STATED GOAL> Write out the complete material exactly as it stands.

RECORD EXCERPTS>
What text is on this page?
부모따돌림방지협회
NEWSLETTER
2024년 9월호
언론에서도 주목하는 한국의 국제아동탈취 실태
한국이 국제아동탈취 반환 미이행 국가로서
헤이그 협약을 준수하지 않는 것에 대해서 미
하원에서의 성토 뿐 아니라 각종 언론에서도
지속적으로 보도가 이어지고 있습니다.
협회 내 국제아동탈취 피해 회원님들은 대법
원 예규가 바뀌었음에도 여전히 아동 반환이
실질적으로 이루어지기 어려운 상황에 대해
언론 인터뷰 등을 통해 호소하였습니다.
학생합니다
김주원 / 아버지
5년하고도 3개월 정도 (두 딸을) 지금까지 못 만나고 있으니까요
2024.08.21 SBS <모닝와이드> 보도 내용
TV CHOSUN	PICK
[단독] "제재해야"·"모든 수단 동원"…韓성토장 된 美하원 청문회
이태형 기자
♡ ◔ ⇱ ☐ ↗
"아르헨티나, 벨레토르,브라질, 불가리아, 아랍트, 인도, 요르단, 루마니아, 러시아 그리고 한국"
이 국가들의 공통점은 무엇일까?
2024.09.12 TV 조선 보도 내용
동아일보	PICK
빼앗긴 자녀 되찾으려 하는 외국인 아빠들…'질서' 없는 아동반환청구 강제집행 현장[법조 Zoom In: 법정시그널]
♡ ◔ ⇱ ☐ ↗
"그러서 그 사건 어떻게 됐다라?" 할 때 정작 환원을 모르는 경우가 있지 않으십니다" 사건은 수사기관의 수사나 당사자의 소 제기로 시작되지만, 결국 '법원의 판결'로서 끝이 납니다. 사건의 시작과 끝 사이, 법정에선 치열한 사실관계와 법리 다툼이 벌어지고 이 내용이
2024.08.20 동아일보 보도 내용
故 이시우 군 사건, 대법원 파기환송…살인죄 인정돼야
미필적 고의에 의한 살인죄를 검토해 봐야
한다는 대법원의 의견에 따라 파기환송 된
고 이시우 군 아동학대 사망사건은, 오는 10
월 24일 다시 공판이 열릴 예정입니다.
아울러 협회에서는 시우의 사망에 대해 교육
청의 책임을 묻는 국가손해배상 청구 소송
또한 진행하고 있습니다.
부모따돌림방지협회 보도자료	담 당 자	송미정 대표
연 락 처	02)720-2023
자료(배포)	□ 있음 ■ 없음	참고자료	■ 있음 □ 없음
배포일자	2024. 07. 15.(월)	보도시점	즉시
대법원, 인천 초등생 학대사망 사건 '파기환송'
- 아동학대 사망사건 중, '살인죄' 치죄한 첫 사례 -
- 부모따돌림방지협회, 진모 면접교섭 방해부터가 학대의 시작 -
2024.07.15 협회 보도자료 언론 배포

WRITTEN ANSWER>
What text is on this page?
부모따돌림방지협회
NEWSLETTER
2024년 9월호
언론에서도 주목하는 한국의 국제아동탈취 실태
한국이 국제아동탈취 반환 미이행 국가로서
헤이그 협약을 준수하지 않는 것에 대해서 미
하원에서의 성토 뿐 아니라 각종 언론에서도
지속적으로 보도가 이어지고 있습니다.
협회 내 국제아동탈취 피해 회원님들은 대법
원 예규가 바뀌었음에도 여전히 아동 반환이
실질적으로 이루어지기 어려운 상황에 대해
언론 인터뷰 등을 통해 호소하였습니다.
학생합니다
김주원 / 아버지
5년하고도 3개월 정도 (두 딸을) 지금까지 못 만나고 있으니까요
2024.08.21 SBS <모닝와이드> 보도 내용
TV CHOSUN	PICK
[단독] "제재해야"·"모든 수단 동원"…韓성토장 된 美하원 청문회
이태형 기자
♡ ◔ ⇱ ☐ ↗
"아르헨티나, 벨레토르,브라질, 불가리아, 아랍트, 인도, 요르단, 루마니아, 러시아 그리고 한국"
이 국가들의 공통점은 무엇일까?
2024.09.12 TV 조선 보도 내용
동아일보	PICK
빼앗긴 자녀 되찾으려 하는 외국인 아빠들…'질서' 없는 아동반환청구 강제집행 현장[법조 Zoom In: 법정시그널]
♡ ◔ ⇱ ☐ ↗
"그러서 그 사건 어떻게 됐다라?" 할 때 정작 환원을 모르는 경우가 있지 않으십니다" 사건은 수사기관의 수사나 당사자의 소 제기로 시작되지만, 결국 '법원의 판결'로서 끝이 납니다. 사건의 시작과 끝 사이, 법정에선 치열한 사실관계와 법리 다툼이 벌어지고 이 내용이
2024.08.20 동아일보 보도 내용
故 이시우 군 사건, 대법원 파기환송…살인죄 인정돼야
미필적 고의에 의한 살인죄를 검토해 봐야
한다는 대법원의 의견에 따라 파기환송 된
고 이시우 군 아동학대 사망사건은, 오는 10
월 24일 다시 공판이 열릴 예정입니다.
아울러 협회에서는 시우의 사망에 대해 교육
청의 책임을 묻는 국가손해배상 청구 소송
또한 진행하고 있습니다.
부모따돌림방지협회 보도자료	담 당 자	송미정 대표
연 락 처	02)720-2023
자료(배포)	□ 있음 ■ 없음	참고자료	■ 있음 □ 없음
배포일자	2024. 07. 15.(월)	보도시점	즉시
대법원, 인천 초등생 학대사망 사건 '파기환송'
- 아동학대 사망사건 중, '살인죄' 치죄한 첫 사례 -
- 부모따돌림방지협회, 진모 면접교섭 방해부터가 학대의 시작 -
2024.07.15 협회 보도자료 언론 배포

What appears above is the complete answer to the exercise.